EXERCISE TASK
Return the number of lines that contain the word "Rewards", and return nothing else.

┌─ INPUT MATERIAL

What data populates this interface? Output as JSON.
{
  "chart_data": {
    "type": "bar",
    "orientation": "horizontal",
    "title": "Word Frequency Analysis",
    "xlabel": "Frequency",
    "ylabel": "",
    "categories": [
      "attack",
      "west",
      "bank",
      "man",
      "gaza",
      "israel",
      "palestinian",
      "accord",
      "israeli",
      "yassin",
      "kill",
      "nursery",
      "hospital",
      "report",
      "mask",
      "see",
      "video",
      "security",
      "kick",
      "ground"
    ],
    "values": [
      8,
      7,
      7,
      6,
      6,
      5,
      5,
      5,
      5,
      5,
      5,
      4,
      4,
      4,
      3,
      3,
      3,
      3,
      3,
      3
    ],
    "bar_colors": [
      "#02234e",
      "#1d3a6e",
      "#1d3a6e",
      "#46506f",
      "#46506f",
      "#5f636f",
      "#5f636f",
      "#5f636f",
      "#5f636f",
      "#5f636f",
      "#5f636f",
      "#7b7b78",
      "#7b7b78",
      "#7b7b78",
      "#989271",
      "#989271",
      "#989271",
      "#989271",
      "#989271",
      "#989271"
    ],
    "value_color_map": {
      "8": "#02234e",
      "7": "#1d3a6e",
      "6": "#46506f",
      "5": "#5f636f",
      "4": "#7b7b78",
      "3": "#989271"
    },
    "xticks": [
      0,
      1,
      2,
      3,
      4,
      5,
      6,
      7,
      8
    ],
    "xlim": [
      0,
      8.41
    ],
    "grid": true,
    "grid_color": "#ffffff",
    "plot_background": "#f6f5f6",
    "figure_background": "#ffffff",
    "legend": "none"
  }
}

└─
┌─ INPUT MATERIAL

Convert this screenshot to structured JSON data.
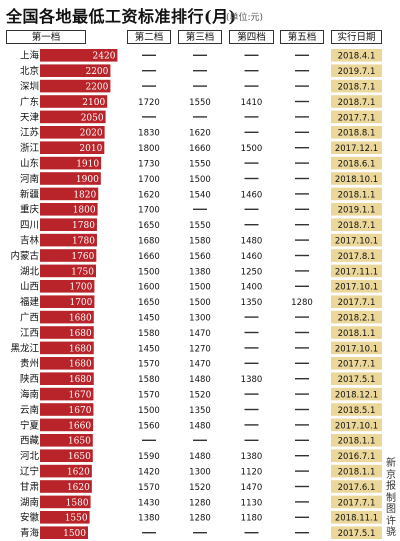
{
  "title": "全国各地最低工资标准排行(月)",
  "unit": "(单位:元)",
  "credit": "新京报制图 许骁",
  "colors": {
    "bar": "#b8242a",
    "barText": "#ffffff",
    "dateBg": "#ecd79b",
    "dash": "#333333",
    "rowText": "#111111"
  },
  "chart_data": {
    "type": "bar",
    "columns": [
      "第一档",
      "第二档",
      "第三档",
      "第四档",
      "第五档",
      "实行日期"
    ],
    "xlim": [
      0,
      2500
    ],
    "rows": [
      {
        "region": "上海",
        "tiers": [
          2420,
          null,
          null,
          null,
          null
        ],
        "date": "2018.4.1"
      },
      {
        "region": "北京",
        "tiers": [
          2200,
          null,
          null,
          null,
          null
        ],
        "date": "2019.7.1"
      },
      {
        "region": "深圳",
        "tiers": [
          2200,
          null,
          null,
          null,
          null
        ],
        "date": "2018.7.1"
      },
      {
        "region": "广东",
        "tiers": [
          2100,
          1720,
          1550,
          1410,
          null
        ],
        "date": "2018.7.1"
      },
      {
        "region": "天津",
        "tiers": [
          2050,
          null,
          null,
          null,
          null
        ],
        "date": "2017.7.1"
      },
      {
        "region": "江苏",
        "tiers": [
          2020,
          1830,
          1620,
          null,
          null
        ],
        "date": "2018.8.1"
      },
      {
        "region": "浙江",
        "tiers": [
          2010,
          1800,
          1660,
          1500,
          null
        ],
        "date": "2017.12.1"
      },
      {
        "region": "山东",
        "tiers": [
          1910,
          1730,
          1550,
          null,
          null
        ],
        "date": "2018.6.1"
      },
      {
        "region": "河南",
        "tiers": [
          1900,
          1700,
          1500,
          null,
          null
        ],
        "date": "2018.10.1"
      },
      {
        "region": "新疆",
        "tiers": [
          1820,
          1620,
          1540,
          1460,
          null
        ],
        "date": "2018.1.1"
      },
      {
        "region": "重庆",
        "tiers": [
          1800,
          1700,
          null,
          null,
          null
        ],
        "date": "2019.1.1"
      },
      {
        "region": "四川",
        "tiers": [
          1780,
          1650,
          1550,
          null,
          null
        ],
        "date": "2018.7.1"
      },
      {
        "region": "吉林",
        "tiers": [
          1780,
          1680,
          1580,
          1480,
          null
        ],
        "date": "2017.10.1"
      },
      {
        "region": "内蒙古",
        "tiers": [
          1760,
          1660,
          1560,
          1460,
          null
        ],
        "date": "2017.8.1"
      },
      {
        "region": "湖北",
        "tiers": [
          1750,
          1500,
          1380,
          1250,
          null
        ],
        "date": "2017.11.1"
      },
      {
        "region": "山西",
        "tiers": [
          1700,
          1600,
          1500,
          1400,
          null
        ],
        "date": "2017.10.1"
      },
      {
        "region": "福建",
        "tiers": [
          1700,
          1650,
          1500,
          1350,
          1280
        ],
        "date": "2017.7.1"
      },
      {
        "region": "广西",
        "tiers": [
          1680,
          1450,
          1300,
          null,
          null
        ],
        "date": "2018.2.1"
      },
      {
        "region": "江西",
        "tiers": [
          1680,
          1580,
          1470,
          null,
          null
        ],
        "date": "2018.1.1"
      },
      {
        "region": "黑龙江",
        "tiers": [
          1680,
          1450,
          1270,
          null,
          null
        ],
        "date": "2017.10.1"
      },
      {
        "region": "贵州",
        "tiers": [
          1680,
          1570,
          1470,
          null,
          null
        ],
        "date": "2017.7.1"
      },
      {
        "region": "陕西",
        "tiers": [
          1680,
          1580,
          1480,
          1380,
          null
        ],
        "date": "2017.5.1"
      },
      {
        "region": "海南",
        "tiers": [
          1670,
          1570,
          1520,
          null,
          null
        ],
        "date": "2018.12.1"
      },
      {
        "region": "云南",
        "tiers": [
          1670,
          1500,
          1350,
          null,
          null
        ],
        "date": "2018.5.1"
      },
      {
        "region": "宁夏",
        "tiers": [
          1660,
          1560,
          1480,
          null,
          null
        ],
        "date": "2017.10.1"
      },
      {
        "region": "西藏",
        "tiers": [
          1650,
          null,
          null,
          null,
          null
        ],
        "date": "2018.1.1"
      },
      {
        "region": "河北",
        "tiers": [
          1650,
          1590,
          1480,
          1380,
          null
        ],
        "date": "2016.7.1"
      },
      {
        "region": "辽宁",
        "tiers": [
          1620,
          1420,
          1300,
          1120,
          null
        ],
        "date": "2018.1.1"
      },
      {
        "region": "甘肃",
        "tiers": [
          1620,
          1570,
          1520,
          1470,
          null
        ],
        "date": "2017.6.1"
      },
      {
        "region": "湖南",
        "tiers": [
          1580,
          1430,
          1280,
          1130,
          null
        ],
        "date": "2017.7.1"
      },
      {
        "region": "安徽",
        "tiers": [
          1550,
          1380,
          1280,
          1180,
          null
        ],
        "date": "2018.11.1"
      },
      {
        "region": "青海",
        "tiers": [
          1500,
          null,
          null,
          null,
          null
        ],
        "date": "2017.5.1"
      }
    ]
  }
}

└─
┌─ INPUT MATERIAL

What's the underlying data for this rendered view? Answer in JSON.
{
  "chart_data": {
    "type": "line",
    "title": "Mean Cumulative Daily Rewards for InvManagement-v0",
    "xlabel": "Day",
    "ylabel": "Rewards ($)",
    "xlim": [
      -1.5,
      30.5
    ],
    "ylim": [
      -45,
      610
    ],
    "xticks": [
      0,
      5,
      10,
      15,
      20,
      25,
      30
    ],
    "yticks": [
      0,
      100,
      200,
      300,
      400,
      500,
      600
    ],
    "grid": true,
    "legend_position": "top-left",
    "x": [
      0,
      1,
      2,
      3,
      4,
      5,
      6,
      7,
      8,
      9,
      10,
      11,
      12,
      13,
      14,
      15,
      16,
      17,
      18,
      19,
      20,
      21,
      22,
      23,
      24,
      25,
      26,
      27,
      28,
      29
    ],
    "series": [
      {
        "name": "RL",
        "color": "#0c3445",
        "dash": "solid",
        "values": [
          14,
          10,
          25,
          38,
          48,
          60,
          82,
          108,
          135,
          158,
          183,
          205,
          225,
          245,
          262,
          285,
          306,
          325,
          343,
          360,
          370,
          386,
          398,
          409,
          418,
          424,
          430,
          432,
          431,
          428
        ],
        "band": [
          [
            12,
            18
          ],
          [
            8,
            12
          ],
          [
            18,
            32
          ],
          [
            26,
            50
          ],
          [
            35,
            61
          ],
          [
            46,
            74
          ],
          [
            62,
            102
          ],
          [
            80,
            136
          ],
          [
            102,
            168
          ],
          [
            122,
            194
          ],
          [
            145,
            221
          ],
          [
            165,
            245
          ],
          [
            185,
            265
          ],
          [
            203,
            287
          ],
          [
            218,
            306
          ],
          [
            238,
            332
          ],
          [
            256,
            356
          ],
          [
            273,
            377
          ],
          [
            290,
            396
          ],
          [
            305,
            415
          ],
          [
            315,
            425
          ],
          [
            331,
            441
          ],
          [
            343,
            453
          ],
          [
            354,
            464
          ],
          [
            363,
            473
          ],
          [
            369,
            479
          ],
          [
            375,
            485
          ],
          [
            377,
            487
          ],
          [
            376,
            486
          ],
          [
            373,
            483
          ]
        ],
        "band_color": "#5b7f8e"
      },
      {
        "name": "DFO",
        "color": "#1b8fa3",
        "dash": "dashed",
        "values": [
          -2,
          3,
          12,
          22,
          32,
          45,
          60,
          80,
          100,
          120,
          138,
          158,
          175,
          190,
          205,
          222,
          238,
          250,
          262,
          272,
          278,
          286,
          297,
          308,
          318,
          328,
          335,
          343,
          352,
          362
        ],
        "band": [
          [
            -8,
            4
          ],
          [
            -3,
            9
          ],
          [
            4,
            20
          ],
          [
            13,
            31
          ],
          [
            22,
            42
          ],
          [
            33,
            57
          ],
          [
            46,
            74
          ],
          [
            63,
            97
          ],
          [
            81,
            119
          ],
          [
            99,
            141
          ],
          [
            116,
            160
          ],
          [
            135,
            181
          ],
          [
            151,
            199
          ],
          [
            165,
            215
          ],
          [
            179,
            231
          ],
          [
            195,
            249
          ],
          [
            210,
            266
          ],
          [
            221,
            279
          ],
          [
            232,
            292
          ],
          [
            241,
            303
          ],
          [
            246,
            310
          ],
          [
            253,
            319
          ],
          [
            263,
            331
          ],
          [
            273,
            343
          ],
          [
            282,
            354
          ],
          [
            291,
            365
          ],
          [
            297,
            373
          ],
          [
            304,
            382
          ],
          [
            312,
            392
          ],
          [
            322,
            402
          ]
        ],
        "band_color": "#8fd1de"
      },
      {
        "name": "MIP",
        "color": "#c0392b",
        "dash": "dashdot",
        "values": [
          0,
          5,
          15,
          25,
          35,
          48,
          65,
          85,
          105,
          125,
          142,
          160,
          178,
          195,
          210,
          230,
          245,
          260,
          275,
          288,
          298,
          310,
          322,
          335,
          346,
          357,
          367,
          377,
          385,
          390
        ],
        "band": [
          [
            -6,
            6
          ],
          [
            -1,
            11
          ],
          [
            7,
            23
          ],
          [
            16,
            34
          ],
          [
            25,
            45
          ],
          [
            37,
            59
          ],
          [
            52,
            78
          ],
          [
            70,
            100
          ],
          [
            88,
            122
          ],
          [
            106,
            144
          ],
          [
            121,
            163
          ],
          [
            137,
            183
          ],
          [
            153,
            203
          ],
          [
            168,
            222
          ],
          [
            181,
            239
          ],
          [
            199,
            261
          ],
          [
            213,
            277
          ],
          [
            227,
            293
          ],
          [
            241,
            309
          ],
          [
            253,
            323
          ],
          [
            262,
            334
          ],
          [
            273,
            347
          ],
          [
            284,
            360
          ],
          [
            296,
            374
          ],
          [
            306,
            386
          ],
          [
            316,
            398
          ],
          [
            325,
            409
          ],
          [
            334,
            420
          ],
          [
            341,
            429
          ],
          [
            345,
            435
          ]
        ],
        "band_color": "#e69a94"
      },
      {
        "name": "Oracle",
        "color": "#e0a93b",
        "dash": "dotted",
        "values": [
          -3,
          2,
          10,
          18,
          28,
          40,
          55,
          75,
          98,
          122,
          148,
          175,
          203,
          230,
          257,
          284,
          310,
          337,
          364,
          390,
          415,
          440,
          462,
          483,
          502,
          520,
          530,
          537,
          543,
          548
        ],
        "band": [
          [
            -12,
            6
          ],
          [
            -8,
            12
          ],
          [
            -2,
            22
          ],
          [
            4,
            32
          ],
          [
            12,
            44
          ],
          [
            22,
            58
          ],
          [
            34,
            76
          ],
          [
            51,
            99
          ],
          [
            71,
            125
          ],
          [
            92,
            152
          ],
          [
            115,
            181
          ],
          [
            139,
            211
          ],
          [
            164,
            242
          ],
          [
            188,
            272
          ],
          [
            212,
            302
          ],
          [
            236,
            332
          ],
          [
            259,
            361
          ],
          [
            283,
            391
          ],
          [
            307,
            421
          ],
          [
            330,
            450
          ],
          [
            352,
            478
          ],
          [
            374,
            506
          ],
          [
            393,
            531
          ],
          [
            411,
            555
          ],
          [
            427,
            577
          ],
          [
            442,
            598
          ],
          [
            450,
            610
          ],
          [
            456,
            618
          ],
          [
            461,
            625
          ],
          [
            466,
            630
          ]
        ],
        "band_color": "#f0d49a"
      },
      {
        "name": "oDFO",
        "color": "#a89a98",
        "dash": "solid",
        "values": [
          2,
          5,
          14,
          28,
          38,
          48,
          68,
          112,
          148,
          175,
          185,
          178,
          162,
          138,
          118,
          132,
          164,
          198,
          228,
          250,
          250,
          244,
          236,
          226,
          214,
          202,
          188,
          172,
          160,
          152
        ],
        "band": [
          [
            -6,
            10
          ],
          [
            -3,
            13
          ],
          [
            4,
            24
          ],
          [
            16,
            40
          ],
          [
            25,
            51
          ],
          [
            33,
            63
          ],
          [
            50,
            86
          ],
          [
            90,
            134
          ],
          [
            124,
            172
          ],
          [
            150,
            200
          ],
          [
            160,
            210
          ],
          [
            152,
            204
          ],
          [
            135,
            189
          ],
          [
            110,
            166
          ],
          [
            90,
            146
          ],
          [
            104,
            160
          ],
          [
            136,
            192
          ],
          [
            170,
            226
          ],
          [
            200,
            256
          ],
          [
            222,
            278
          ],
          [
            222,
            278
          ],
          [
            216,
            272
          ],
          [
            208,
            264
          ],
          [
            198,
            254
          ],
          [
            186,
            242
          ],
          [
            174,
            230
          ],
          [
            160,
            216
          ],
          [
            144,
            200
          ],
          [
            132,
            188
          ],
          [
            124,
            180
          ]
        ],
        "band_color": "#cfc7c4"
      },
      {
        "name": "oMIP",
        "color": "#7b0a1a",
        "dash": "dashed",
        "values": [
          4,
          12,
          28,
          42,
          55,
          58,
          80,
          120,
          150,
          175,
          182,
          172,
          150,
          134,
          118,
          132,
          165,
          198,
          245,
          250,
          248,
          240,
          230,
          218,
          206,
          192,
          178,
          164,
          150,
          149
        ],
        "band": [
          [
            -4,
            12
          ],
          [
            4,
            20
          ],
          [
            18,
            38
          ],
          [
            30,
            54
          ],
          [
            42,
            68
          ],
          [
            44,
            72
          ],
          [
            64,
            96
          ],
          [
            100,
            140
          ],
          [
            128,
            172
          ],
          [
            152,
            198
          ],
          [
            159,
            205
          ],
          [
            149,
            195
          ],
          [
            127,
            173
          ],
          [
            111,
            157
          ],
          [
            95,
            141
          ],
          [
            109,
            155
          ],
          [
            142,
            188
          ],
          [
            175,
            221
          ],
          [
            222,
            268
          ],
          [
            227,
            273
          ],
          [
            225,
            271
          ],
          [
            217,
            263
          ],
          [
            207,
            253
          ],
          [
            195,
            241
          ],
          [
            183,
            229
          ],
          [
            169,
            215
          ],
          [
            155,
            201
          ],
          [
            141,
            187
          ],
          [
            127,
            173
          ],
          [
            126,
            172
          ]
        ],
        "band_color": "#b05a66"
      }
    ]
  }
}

└─

REPLY TO THE TASK
2